> **EXERCISE PROMPT**:
Scan the lines below; pull out those with "Colored".

> **ENTRIES SUPPLIED**:
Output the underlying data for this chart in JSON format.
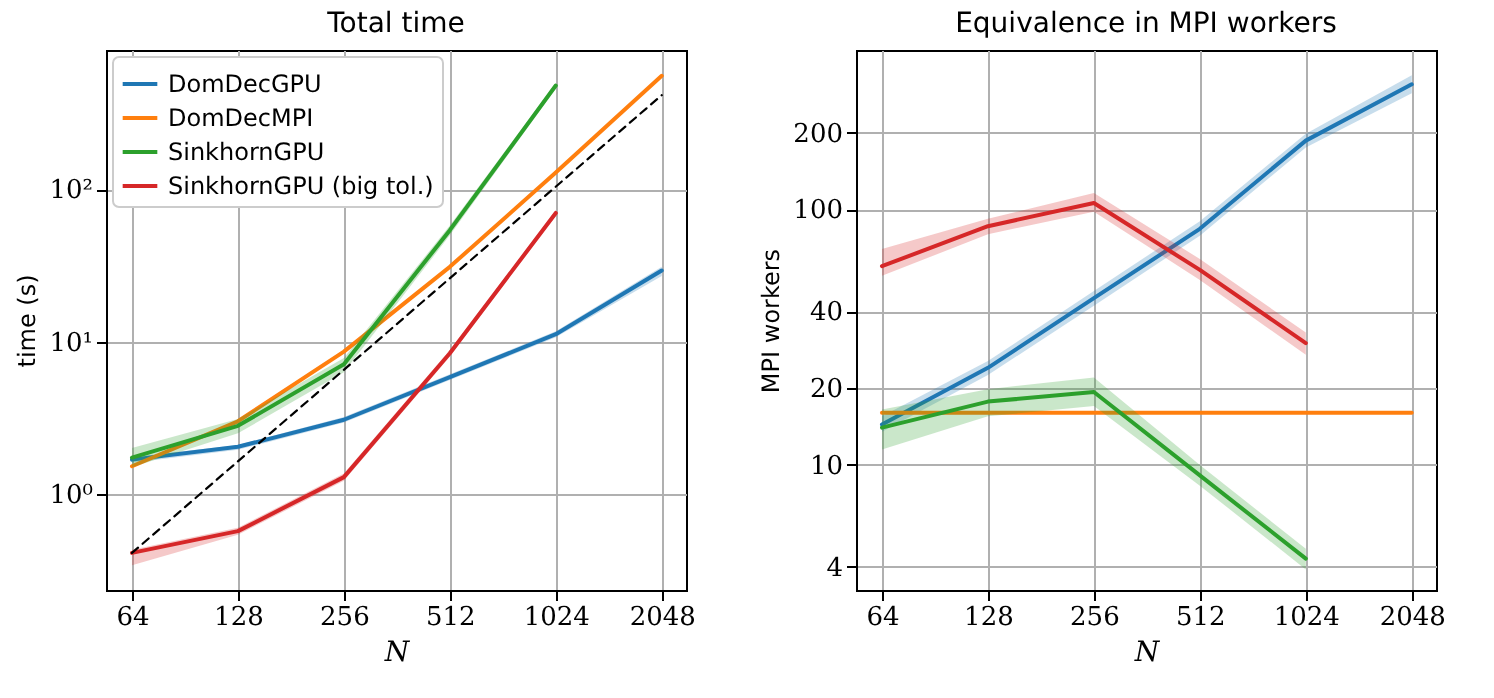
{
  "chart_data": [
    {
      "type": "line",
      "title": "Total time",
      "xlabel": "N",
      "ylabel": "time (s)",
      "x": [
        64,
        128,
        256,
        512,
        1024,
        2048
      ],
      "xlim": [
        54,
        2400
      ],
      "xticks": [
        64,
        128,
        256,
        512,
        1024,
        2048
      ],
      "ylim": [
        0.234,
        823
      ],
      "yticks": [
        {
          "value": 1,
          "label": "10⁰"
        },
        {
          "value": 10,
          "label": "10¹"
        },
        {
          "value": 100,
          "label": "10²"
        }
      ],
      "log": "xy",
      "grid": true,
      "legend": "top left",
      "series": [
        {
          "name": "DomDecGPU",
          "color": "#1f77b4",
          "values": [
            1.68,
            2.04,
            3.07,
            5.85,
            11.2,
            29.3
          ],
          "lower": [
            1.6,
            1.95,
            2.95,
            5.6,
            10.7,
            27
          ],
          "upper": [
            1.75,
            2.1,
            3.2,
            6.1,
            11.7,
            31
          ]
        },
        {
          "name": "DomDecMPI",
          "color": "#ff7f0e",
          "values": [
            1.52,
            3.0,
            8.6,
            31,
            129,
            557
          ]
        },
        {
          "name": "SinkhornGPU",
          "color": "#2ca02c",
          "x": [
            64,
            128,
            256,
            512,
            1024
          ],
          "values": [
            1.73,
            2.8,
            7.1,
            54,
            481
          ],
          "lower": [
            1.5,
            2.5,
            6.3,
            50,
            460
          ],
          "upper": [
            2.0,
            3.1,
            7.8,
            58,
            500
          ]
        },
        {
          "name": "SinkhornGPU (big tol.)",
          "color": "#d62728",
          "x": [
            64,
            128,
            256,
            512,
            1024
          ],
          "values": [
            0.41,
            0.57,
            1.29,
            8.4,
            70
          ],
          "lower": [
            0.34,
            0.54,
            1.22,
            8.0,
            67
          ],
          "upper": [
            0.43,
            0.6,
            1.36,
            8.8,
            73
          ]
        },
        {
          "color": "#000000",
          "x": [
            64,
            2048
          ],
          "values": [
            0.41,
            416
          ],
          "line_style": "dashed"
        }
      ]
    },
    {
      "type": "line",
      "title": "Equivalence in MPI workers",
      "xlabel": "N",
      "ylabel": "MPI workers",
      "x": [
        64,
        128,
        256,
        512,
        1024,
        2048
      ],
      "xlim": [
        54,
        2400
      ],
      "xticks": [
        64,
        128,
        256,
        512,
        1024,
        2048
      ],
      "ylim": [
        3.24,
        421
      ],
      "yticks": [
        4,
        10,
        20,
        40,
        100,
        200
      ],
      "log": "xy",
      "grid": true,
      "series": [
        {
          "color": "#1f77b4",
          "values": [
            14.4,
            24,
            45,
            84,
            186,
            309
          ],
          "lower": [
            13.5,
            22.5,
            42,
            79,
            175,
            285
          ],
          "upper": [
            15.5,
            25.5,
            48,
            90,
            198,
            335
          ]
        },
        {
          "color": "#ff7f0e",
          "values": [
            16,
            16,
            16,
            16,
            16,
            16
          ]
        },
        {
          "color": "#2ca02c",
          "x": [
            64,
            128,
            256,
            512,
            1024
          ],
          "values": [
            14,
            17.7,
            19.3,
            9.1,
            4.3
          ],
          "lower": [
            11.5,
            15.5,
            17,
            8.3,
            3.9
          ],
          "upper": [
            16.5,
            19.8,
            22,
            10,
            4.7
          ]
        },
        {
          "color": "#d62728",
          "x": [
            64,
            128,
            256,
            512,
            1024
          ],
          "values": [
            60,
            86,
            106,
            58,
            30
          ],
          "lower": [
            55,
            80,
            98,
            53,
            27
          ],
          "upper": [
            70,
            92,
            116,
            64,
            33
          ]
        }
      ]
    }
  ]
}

...

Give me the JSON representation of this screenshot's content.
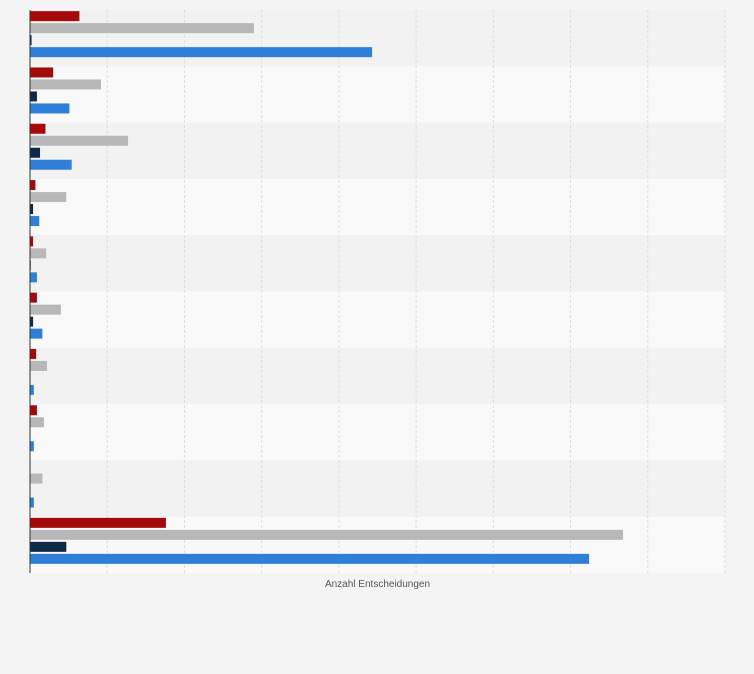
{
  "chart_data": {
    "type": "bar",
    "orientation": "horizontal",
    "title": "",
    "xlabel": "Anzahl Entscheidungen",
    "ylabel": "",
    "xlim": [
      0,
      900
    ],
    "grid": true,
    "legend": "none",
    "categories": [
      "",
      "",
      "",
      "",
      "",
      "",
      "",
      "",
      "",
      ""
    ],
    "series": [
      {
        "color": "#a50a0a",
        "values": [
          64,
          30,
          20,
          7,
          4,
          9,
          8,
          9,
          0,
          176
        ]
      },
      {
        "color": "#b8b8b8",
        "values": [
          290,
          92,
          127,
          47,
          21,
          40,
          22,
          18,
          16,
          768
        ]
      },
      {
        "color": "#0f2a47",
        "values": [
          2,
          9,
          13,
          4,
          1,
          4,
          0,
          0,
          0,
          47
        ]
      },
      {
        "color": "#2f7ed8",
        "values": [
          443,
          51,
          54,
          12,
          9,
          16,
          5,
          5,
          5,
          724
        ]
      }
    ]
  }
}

--

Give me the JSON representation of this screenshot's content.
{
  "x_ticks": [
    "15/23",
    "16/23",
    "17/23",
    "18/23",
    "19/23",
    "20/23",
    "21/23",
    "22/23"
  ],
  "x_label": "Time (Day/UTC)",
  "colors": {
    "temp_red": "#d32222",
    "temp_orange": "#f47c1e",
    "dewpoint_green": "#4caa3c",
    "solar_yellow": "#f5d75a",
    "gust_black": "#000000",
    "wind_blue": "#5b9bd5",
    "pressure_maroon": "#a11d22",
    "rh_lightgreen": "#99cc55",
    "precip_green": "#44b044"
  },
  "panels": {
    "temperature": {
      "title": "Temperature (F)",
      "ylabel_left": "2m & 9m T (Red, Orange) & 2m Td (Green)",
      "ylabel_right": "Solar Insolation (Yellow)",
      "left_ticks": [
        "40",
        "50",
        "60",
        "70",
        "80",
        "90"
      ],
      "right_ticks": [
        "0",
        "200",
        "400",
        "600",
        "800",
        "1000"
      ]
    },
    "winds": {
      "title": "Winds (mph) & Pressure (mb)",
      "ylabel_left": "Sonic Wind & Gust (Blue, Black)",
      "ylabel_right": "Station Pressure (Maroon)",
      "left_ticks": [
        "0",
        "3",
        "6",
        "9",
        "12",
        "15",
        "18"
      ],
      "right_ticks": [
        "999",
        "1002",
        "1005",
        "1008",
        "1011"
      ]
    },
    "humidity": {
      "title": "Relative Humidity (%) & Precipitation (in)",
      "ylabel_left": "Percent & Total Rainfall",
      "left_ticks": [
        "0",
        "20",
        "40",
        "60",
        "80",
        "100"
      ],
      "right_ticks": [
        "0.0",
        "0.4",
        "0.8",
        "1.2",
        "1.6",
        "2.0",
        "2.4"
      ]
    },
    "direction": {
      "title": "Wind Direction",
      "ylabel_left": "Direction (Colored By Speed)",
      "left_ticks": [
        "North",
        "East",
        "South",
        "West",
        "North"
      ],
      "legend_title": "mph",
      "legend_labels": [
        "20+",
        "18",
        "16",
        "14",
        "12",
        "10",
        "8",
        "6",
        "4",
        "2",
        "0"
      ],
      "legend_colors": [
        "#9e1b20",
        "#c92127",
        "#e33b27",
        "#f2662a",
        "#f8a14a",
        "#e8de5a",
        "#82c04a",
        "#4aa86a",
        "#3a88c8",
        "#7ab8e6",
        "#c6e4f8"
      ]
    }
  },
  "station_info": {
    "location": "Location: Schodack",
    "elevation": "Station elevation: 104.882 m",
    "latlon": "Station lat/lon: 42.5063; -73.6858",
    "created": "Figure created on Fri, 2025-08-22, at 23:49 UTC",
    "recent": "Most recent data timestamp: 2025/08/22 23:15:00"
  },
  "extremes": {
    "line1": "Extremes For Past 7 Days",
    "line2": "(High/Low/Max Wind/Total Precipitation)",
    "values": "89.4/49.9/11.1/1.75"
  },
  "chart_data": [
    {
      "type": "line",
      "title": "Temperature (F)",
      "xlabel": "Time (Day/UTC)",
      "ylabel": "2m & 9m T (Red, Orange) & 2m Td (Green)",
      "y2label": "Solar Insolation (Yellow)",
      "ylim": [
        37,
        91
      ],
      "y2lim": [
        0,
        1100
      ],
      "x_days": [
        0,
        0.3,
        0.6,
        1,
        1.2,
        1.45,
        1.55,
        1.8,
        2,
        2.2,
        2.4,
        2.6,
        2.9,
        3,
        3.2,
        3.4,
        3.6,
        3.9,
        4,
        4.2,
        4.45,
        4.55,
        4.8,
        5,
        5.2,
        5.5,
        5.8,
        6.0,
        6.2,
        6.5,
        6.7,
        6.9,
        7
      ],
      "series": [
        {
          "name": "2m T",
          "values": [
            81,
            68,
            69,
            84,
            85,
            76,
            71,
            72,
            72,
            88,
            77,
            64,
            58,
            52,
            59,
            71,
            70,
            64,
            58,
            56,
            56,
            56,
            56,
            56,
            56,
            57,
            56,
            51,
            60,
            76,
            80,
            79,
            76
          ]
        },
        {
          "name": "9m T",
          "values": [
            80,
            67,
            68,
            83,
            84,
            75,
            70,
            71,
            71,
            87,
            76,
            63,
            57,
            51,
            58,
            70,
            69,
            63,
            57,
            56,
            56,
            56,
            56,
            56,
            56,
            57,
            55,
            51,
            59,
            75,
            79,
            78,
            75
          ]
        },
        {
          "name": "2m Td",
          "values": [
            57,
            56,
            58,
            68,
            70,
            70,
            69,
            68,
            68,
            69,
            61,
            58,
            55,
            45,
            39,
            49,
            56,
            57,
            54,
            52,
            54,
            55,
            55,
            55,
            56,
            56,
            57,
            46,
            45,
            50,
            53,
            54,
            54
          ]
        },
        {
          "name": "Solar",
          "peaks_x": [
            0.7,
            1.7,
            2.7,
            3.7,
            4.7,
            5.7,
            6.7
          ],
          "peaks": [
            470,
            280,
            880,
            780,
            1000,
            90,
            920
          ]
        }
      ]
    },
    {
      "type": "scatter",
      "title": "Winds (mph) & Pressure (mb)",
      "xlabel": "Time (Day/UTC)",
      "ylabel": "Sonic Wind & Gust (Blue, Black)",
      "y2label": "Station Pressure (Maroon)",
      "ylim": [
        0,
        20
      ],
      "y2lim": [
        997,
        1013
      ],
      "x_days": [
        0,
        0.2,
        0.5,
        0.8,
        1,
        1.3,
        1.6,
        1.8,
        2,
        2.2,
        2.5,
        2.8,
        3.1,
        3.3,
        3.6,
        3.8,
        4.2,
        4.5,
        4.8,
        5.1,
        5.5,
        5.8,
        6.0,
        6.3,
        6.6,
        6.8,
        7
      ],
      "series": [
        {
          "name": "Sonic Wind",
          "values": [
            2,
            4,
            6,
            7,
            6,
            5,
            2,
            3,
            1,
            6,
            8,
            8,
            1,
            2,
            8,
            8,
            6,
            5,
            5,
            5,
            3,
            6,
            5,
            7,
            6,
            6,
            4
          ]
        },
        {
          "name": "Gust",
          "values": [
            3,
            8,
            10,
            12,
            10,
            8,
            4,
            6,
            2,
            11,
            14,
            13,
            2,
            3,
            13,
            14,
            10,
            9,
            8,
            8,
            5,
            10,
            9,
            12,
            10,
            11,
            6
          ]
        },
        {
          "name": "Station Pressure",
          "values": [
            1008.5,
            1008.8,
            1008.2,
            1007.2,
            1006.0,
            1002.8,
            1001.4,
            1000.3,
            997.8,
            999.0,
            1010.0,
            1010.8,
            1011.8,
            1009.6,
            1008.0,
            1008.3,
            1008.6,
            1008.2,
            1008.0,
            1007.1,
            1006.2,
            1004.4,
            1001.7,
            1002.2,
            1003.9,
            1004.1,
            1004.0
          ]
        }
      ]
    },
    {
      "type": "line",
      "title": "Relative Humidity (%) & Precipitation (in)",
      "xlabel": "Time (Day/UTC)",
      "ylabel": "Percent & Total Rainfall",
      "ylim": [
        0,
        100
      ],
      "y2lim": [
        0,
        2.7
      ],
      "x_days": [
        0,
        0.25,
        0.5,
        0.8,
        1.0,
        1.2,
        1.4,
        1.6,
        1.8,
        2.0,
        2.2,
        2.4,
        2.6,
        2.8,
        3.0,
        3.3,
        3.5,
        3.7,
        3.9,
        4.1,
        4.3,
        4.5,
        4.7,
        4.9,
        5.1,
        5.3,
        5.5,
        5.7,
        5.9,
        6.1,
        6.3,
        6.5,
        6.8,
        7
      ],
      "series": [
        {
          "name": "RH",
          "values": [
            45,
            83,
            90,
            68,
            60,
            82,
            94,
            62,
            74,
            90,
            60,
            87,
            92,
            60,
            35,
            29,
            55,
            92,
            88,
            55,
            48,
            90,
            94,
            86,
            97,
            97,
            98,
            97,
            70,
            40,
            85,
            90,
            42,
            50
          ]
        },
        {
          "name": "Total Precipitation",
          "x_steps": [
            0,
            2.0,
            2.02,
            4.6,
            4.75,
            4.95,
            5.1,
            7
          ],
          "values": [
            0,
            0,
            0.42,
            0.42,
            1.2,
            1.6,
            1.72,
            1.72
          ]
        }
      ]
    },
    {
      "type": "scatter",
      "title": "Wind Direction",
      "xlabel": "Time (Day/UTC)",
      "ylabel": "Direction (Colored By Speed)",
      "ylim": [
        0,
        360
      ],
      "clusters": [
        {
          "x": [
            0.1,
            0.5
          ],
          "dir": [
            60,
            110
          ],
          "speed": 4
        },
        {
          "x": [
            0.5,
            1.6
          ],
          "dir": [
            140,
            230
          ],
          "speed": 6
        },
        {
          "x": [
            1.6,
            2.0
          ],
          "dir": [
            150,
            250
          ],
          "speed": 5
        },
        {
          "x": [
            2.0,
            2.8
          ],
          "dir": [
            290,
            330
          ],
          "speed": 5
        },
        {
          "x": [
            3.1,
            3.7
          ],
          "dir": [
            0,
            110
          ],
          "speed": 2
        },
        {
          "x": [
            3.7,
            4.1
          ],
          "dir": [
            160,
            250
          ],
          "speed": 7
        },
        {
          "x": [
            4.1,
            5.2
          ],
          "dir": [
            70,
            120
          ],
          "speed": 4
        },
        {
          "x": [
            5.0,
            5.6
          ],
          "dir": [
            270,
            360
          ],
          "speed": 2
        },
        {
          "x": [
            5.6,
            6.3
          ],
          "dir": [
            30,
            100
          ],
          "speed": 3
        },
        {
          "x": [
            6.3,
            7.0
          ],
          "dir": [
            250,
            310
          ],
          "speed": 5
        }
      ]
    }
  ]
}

> **SOLUTION**:
      "ylabel_left": "Direction (Colored By Speed)",
      "ylabel": "Direction (Colored By Speed)",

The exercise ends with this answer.